### Vorliegender Text
========

Für viele LeserInnen erstaunlich mag sicher die Tatsache sein, dass der Tierrechtsgedanke keineswegs erst eine Errungenschaft der sozialen Bewegungen der Gegenwart ist, sondern schon Geisteskind der Französischen Revolution und ihrer Gleichheitsgrundsätze war, was die Ausführungen des utilitaristischen Philosophen Jeremy Bentham (1748-1832) eindrucksvoll belegen.
Eine Genugtuung für jeden Tierfreund sind sicherlich die Hass-Tiraden, die die Kulturkritiker-Legende Karl Kraus 1920 einer Innsbrucker Großgrundbesitzerin entgegenschleuderte. Die unsentimentale Dame hatte Rosa Luxemburgs mittlerweile berühmten Brief aus dem Breslauer Gefängnis an Sonja Liebknecht, in dem sie ihr Mitgefühl für einen von Soldaten geschundenen Büffel geäußert hatte, auf übelste Weise verhöhnt. Maßlos unterschätzt hatte sie dabei allerdings die Angriffslust des Wiener Grantlers. Frei nach seiner Devise "Hass muss produktiv machen, sonst ist es gescheiter zu lieben" faltete er die eiskalte "Blutsbesitzerin" in seinem Kampfblatt "Die Fackel" genüsslich zusammen. Kraus verachtete nämlich nicht nur die damals weit verbreitete "Heldentodgeilheit", sondern auch die Rohheit und Gemeinheit, mit der die "entmenschte Brut" den Tieren begegnete. Seine Solidaritätserklärung ist ein Triumph für alle tierliebenden Menschen, besonders wenn man bedenkt, dass sie in einer Zeit formuliert wurde, in der gerade eben noch Millionen von Menschen auf den Schlachtfeldern verblutet waren.

========

### Aufgabenstellung
Zitieren Sie aus dem Text über den Tierrechtsgedanken wörtlich den Abschnitt zwischen „Für viele LeserInnen“ und „(1748-1832) eindrucksvoll belegen.“, beide Stellen eingeschlossen.

(Daten zur Seitensegmentierung)

========

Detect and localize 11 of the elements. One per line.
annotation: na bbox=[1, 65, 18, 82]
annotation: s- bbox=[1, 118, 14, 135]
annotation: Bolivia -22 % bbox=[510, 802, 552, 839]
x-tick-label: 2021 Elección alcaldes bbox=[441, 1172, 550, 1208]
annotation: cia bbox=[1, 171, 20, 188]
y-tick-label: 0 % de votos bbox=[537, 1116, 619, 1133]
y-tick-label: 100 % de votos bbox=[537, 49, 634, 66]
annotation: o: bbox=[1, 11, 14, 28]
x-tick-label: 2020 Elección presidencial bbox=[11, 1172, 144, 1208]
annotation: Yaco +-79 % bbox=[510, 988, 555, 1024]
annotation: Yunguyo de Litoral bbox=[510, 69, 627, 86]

========

### Schriftliche Antwort
Für viele LeserInnen erstaunlich mag sicher die Tatsache sein, dass der Tierrechtsgedanke keineswegs erst eine Errungenschaft der sozialen Bewegungen der Gegenwart ist, sondern schon Geisteskind der Französischen Revolution und ihrer Gleichheitsgrundsätze war, was die Ausführungen des utilitaristischen Philosophen Jeremy Bentham (1748-1832) eindrucksvoll belegen.